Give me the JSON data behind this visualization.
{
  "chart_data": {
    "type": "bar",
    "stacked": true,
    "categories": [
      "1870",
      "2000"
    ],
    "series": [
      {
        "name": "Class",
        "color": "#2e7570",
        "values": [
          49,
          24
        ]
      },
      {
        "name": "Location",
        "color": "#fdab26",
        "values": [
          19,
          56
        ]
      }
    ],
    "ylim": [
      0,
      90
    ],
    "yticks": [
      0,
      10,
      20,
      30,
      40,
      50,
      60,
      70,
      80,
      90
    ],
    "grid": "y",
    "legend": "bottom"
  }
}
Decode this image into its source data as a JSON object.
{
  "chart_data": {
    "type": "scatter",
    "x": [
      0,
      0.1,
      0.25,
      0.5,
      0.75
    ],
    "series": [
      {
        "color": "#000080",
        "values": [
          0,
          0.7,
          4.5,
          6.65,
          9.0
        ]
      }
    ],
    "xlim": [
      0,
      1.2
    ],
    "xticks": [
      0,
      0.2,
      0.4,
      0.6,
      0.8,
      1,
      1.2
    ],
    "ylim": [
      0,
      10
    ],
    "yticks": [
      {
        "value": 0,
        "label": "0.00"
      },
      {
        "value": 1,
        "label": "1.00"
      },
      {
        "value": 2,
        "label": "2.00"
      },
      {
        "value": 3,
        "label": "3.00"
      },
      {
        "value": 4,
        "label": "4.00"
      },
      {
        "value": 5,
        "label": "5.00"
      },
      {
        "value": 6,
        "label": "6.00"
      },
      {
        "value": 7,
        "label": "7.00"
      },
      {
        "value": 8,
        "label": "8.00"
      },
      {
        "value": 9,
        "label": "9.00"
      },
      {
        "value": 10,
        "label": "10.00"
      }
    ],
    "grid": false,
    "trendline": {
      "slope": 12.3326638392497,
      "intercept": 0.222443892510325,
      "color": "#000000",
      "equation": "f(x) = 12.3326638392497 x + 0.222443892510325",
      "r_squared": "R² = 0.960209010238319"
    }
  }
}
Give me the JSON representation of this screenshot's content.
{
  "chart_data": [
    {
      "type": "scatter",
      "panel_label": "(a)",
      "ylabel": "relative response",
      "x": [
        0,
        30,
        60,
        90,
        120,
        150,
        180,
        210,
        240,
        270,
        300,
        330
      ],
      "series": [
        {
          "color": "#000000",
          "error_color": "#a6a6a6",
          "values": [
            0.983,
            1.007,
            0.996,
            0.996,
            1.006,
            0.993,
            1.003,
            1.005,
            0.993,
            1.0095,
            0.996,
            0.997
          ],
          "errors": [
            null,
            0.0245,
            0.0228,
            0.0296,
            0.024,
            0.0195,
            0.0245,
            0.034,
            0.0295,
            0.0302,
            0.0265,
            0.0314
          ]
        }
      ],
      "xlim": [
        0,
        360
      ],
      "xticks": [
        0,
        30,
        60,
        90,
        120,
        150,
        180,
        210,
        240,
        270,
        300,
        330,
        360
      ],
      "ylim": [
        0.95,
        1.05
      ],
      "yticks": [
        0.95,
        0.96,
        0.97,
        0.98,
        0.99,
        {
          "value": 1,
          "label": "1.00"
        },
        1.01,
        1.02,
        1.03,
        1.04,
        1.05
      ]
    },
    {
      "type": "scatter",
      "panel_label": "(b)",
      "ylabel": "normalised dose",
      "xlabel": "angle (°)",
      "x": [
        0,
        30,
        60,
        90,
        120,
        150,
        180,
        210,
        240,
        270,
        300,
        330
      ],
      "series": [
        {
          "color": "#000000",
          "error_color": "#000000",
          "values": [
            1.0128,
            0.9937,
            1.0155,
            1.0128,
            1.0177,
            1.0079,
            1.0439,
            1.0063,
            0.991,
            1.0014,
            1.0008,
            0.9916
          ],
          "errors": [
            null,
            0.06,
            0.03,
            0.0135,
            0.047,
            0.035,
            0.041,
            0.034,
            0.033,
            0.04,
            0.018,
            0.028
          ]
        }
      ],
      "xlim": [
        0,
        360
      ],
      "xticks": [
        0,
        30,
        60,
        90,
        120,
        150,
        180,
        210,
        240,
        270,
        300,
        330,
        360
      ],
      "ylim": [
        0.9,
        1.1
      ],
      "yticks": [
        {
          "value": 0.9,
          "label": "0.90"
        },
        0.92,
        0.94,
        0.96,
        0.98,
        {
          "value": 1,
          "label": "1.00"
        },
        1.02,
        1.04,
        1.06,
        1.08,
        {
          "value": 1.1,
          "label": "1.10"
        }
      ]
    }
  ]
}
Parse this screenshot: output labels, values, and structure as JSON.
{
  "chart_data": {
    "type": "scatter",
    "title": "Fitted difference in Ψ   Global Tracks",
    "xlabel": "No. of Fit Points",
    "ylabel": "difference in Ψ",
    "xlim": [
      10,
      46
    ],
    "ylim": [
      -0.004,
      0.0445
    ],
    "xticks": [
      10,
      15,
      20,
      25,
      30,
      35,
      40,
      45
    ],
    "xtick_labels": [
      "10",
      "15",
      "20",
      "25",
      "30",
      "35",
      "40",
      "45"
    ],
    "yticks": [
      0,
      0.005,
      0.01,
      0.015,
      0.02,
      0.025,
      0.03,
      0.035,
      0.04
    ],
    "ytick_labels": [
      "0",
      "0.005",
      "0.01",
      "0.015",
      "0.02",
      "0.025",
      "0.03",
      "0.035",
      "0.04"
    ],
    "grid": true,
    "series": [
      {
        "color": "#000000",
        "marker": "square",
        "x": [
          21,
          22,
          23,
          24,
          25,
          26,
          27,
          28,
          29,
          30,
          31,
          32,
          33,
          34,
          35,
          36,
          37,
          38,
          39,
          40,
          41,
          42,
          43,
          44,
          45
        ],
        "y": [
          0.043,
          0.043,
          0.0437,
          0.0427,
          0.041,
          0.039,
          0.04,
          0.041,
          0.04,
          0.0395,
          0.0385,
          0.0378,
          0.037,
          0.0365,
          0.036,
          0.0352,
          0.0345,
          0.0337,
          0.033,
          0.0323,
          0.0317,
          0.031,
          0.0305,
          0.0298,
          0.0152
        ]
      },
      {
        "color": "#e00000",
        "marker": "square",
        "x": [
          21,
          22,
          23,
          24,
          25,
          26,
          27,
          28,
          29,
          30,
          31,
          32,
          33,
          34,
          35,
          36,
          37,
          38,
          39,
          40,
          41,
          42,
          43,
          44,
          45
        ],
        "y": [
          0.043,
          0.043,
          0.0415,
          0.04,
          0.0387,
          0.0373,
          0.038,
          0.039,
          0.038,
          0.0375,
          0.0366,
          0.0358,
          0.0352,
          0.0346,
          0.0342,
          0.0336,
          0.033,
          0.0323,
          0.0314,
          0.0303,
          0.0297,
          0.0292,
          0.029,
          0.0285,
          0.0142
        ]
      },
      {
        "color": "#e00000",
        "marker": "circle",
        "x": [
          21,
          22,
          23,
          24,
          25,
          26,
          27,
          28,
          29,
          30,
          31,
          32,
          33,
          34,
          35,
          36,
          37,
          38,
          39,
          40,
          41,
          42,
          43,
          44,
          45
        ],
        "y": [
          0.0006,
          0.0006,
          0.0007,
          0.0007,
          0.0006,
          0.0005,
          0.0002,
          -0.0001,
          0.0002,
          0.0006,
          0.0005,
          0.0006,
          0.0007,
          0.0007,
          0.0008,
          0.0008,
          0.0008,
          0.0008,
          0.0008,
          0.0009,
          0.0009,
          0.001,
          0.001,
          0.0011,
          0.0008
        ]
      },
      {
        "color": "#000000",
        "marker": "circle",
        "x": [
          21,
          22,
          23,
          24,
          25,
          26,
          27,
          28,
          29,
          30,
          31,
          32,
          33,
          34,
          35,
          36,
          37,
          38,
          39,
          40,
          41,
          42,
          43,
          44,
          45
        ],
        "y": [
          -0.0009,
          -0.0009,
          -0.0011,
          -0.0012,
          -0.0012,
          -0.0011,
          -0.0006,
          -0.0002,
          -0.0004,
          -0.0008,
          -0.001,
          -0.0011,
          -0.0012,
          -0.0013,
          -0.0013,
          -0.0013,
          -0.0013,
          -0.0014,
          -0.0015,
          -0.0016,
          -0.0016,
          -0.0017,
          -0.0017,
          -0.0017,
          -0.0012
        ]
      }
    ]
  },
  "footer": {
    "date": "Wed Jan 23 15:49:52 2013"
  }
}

-- Stated problem --
Tally how many lines of the data include the word "difference". Write the number and nothing else.

-- Worked solution --
2